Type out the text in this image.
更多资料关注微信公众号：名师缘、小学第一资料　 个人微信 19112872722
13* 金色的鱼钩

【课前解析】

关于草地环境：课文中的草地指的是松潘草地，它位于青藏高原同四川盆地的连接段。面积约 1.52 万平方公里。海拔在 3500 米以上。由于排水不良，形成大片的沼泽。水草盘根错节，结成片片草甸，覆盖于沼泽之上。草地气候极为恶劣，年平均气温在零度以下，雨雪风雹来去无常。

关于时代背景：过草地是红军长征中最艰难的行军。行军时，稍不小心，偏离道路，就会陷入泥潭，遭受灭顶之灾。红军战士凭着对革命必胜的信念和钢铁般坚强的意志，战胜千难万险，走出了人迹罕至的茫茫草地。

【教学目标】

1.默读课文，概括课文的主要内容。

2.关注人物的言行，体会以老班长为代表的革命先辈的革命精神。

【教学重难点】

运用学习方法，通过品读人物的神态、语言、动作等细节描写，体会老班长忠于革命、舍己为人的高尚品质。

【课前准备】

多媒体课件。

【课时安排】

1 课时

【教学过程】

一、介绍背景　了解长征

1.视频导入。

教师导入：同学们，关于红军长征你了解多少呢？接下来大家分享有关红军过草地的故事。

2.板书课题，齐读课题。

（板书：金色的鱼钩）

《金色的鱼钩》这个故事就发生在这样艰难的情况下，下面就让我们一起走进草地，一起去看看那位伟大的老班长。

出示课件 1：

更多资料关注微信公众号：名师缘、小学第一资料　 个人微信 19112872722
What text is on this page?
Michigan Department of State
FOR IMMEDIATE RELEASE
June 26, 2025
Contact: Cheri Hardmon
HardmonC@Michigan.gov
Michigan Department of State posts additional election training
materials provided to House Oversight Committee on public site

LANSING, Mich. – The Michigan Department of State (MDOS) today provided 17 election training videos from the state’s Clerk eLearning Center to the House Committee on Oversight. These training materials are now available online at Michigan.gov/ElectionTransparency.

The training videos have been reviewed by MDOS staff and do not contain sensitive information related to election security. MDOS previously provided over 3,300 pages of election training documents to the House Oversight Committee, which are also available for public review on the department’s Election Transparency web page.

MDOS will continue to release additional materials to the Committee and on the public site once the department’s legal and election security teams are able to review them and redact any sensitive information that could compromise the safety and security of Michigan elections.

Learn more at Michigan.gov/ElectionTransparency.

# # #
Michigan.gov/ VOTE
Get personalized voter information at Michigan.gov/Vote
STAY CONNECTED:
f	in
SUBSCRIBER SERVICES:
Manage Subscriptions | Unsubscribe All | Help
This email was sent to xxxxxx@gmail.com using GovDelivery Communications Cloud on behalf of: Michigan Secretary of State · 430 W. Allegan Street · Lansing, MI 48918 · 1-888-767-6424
---+---
## Problem requirements
Report how many lines of the entries hold the word "security". Nothing else is needed.

## Complete response
2